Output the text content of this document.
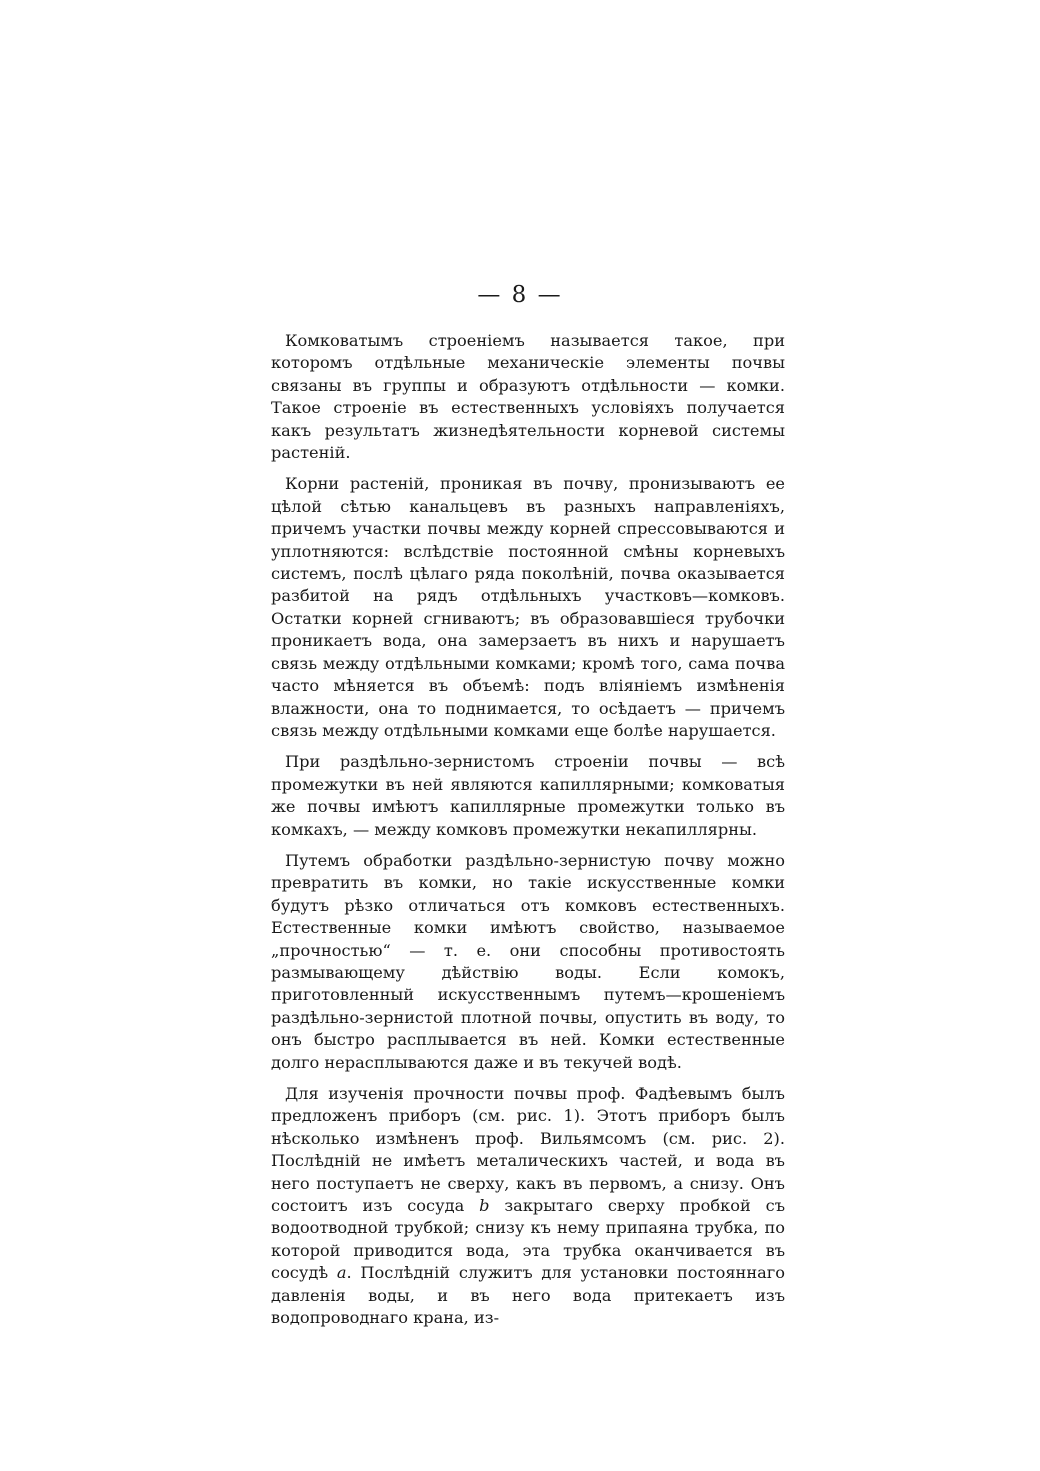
— 8 —

Комковатымъ строеніемъ называется такое, при которомъ отдѣльные механическіе элементы почвы связаны въ группы и образуютъ отдѣльности — комки. Такое строеніе въ естественныхъ условіяхъ получается какъ результатъ жизнедѣятельности корневой системы растеній.

Корни растеній, проникая въ почву, пронизываютъ ее цѣлой сѣтью канальцевъ въ разныхъ направленіяхъ, причемъ участки почвы между корней спрессовываются и уплотняются: вслѣдствіе постоянной смѣны корневыхъ системъ, послѣ цѣлаго ряда поколѣній, почва оказывается разбитой на рядъ отдѣльныхъ участковъ—комковъ. Остатки корней сгниваютъ; въ образовавшіеся трубочки проникаетъ вода, она замерзаетъ въ нихъ и нарушаетъ связь между отдѣльными комками; кромѣ того, сама почва часто мѣняется въ объемѣ: подъ вліяніемъ измѣненія влажности, она то поднимается, то осѣдаетъ — причемъ связь между отдѣльными комками еще болѣе нарушается.

При раздѣльно-зернистомъ строеніи почвы — всѣ промежутки въ ней являются капиллярными; комковатыя же почвы имѣютъ капиллярные промежутки только въ комкахъ, — между комковъ промежутки некапиллярны.

Путемъ обработки раздѣльно-зернистую почву можно превратить въ комки, но такіе искусственные комки будутъ рѣзко отличаться отъ комковъ естественныхъ. Естественные комки имѣютъ свойство, называемое „прочностью“ — т. е. они способны противостоять размывающему дѣйствію воды. Если комокъ, приготовленный искусственнымъ путемъ—крошеніемъ раздѣльно-зернистой плотной почвы, опустить въ воду, то онъ быстро расплывается въ ней. Комки естественные долго нерасплываются даже и въ текучей водѣ.

Для изученія прочности почвы проф. Фадѣевымъ былъ предложенъ приборъ (см. рис. 1). Этотъ приборъ былъ нѣсколько измѣненъ проф. Вильямсомъ (см. рис. 2). Послѣдній не имѣетъ металическихъ частей, и вода въ него поступаетъ не сверху, какъ въ первомъ, а снизу. Онъ состоитъ изъ сосуда b закрытаго сверху пробкой съ водоотводной трубкой; снизу къ нему припаяна трубка, по которой приводится вода, эта трубка оканчивается въ сосудѣ a. Послѣдній служитъ для установки постояннаго давленія воды, и въ него вода притекаетъ изъ водопроводнаго крана, из-
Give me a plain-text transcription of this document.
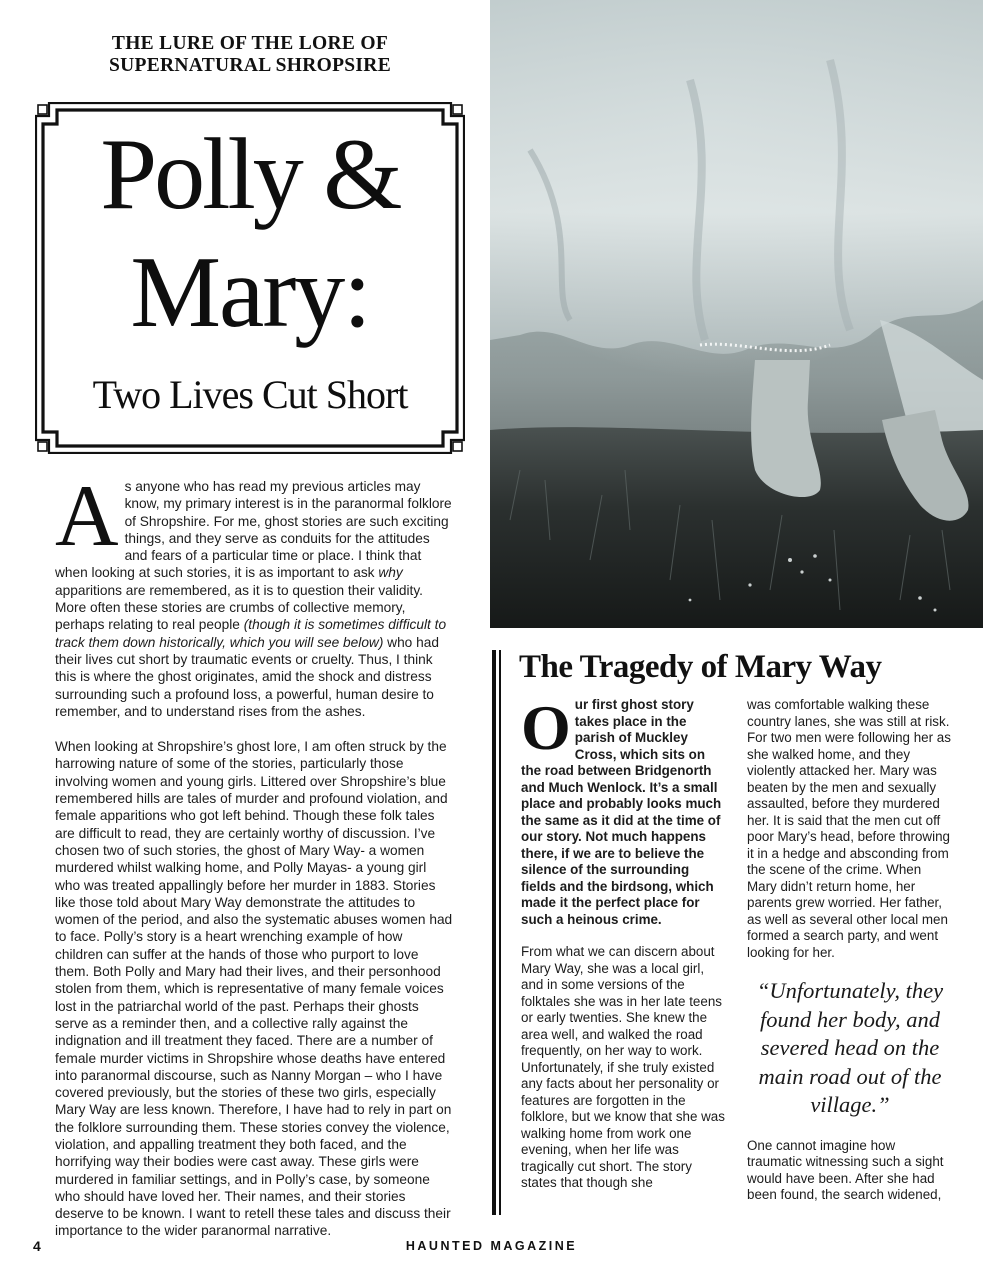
THE LURE OF THE LORE OF
SUPERNATURAL SHROPSIRE
Polly &
Mary:
Two Lives Cut Short

As anyone who has read my previous articles may know, my primary interest is in the paranormal folklore of Shropshire. For me, ghost stories are such exciting things, and they serve as conduits for the attitudes and fears of a particular time or place. I think that when looking at such stories, it is as important to ask why apparitions are remembered, as it is to question their validity. More often these stories are crumbs of collective memory, perhaps relating to real people (though it is sometimes difficult to track them down historically, which you will see below) who had their lives cut short by traumatic events or cruelty. Thus, I think this is where the ghost originates, amid the shock and distress surrounding such a profound loss, a powerful, human desire to remember, and to understand rises from the ashes.

When looking at Shropshire’s ghost lore, I am often struck by the harrowing nature of some of the stories, particularly those involving women and young girls. Littered over Shropshire’s blue remembered hills are tales of murder and profound violation, and female apparitions who got left behind. Though these folk tales are difficult to read, they are certainly worthy of discussion. I’ve chosen two of such stories, the ghost of Mary Way- a women murdered whilst walking home, and Polly Mayas- a young girl who was treated appallingly before her murder in 1883. Stories like those told about Mary Way demonstrate the attitudes to women of the period, and also the systematic abuses women had to face. Polly’s story is a heart wrenching example of how children can suffer at the hands of those who purport to love them. Both Polly and Mary had their lives, and their personhood stolen from them, which is representative of many female voices lost in the patriarchal world of the past. Perhaps their ghosts serve as a reminder then, and a collective rally against the indignation and ill treatment they faced. There are a number of female murder victims in Shropshire whose deaths have entered into paranormal discourse, such as Nanny Morgan – who I have covered previously, but the stories of these two girls, especially Mary Way are less known. Therefore, I have had to rely in part on the folklore surrounding them. These stories convey the violence, violation, and appalling treatment they both faced, and the horrifying way their bodies were cast away. These girls were murdered in familiar settings, and in Polly’s case, by someone who should have loved her. Their names, and their stories deserve to be known. I want to retell these tales and discuss their importance to the wider paranormal narrative.

The Tragedy of Mary Way

Our first ghost story takes place in the parish of Muckley Cross, which sits on the road between Bridgenorth and Much Wenlock. It’s a small place and probably looks much the same as it did at the time of our story. Not much happens there, if we are to believe the silence of the surrounding fields and the birdsong, which made it the perfect place for such a heinous crime.

From what we can discern about Mary Way, she was a local girl, and in some versions of the folktales she was in her late teens or early twenties. She knew the area well, and walked the road frequently, on her way to work. Unfortunately, if she truly existed any facts about her personality or features are forgotten in the folklore, but we know that she was walking home from work one evening, when her life was tragically cut short. The story states that though she

was comfortable walking these country lanes, she was still at risk. For two men were following her as she walked home, and they violently attacked her. Mary was beaten by the men and sexually assaulted, before they murdered her. It is said that the men cut off poor Mary’s head, before throwing it in a hedge and absconding from the scene of the crime. When Mary didn’t return home, her parents grew worried. Her father, as well as several other local men formed a search party, and went looking for her.

“Unfortunately, they found her body, and severed head on the main road out of the village.”

One cannot imagine how traumatic witnessing such a sight would have been. After she had been found, the search widened,

4	HAUNTED MAGAZINE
★ ★ ★ ★ ★ ★ ★
WRITTEN INSTRUCTION:
Output each line exactly; omit every picture.

THE COMPLETED TASK:
Output the text content of this document.
— 8 —

Комковатымъ строеніемъ называется такое, при которомъ отдѣльные механическіе элементы почвы связаны въ группы и образуютъ отдѣльности — комки. Такое строеніе въ естественныхъ условіяхъ получается какъ результатъ жизнедѣятельности корневой системы растеній.

Корни растеній, проникая въ почву, пронизываютъ ее цѣлой сѣтью канальцевъ въ разныхъ направленіяхъ, причемъ участки почвы между корней спрессовываются и уплотняются: вслѣдствіе постоянной смѣны корневыхъ системъ, послѣ цѣлаго ряда поколѣній, почва оказывается разбитой на рядъ отдѣльныхъ участковъ—комковъ. Остатки корней сгниваютъ; въ образовавшіеся трубочки проникаетъ вода, она замерзаетъ въ нихъ и нарушаетъ связь между отдѣльными комками; кромѣ того, сама почва часто мѣняется въ объемѣ: подъ вліяніемъ измѣненія влажности, она то поднимается, то осѣдаетъ — причемъ связь между отдѣльными комками еще болѣе нарушается.

При раздѣльно-зернистомъ строеніи почвы — всѣ промежутки въ ней являются капиллярными; комковатыя же почвы имѣютъ капиллярные промежутки только въ комкахъ, — между комковъ промежутки некапиллярны.

Путемъ обработки раздѣльно-зернистую почву можно превратить въ комки, но такіе искусственные комки будутъ рѣзко отличаться отъ комковъ естественныхъ. Естественные комки имѣютъ свойство, называемое „прочностью“ — т. е. они способны противостоять размывающему дѣйствію воды. Если комокъ, приготовленный искусственнымъ путемъ—крошеніемъ раздѣльно-зернистой плотной почвы, опустить въ воду, то онъ быстро расплывается въ ней. Комки естественные долго нерасплываются даже и въ текучей водѣ.

Для изученія прочности почвы проф. Фадѣевымъ былъ предложенъ приборъ (см. рис. 1). Этотъ приборъ былъ нѣсколько измѣненъ проф. Вильямсомъ (см. рис. 2). Послѣдній не имѣетъ металическихъ частей, и вода въ него поступаетъ не сверху, какъ въ первомъ, а снизу. Онъ состоитъ изъ сосуда b закрытаго сверху пробкой съ водоотводной трубкой; снизу къ нему припаяна трубка, по которой приводится вода, эта трубка оканчивается въ сосудѣ a. Послѣдній служитъ для установки постояннаго давленія воды, и въ него вода притекаетъ изъ водопроводнаго крана, из-
Give me a plain-text transcription of this document.
THE LURE OF THE LORE OF
SUPERNATURAL SHROPSIRE
Polly &
Mary:
Two Lives Cut Short

As anyone who has read my previous articles may know, my primary interest is in the paranormal folklore of Shropshire. For me, ghost stories are such exciting things, and they serve as conduits for the attitudes and fears of a particular time or place. I think that when looking at such stories, it is as important to ask why apparitions are remembered, as it is to question their validity. More often these stories are crumbs of collective memory, perhaps relating to real people (though it is sometimes difficult to track them down historically, which you will see below) who had their lives cut short by traumatic events or cruelty. Thus, I think this is where the ghost originates, amid the shock and distress surrounding such a profound loss, a powerful, human desire to remember, and to understand rises from the ashes.

When looking at Shropshire’s ghost lore, I am often struck by the harrowing nature of some of the stories, particularly those involving women and young girls. Littered over Shropshire’s blue remembered hills are tales of murder and profound violation, and female apparitions who got left behind. Though these folk tales are difficult to read, they are certainly worthy of discussion. I’ve chosen two of such stories, the ghost of Mary Way- a women murdered whilst walking home, and Polly Mayas- a young girl who was treated appallingly before her murder in 1883. Stories like those told about Mary Way demonstrate the attitudes to women of the period, and also the systematic abuses women had to face. Polly’s story is a heart wrenching example of how children can suffer at the hands of those who purport to love them. Both Polly and Mary had their lives, and their personhood stolen from them, which is representative of many female voices lost in the patriarchal world of the past. Perhaps their ghosts serve as a reminder then, and a collective rally against the indignation and ill treatment they faced. There are a number of female murder victims in Shropshire whose deaths have entered into paranormal discourse, such as Nanny Morgan – who I have covered previously, but the stories of these two girls, especially Mary Way are less known. Therefore, I have had to rely in part on the folklore surrounding them. These stories convey the violence, violation, and appalling treatment they both faced, and the horrifying way their bodies were cast away. These girls were murdered in familiar settings, and in Polly’s case, by someone who should have loved her. Their names, and their stories deserve to be known. I want to retell these tales and discuss their importance to the wider paranormal narrative.

The Tragedy of Mary Way

Our first ghost story takes place in the parish of Muckley Cross, which sits on the road between Bridgenorth and Much Wenlock. It’s a small place and probably looks much the same as it did at the time of our story. Not much happens there, if we are to believe the silence of the surrounding fields and the birdsong, which made it the perfect place for such a heinous crime.

From what we can discern about Mary Way, she was a local girl, and in some versions of the folktales she was in her late teens or early twenties. She knew the area well, and walked the road frequently, on her way to work. Unfortunately, if she truly existed any facts about her personality or features are forgotten in the folklore, but we know that she was walking home from work one evening, when her life was tragically cut short. The story states that though she

was comfortable walking these country lanes, she was still at risk. For two men were following her as she walked home, and they violently attacked her. Mary was beaten by the men and sexually assaulted, before they murdered her. It is said that the men cut off poor Mary’s head, before throwing it in a hedge and absconding from the scene of the crime. When Mary didn’t return home, her parents grew worried. Her father, as well as several other local men formed a search party, and went looking for her.

“Unfortunately, they found her body, and severed head on the main road out of the village.”

One cannot imagine how traumatic witnessing such a sight would have been. After she had been found, the search widened,

4	HAUNTED MAGAZINE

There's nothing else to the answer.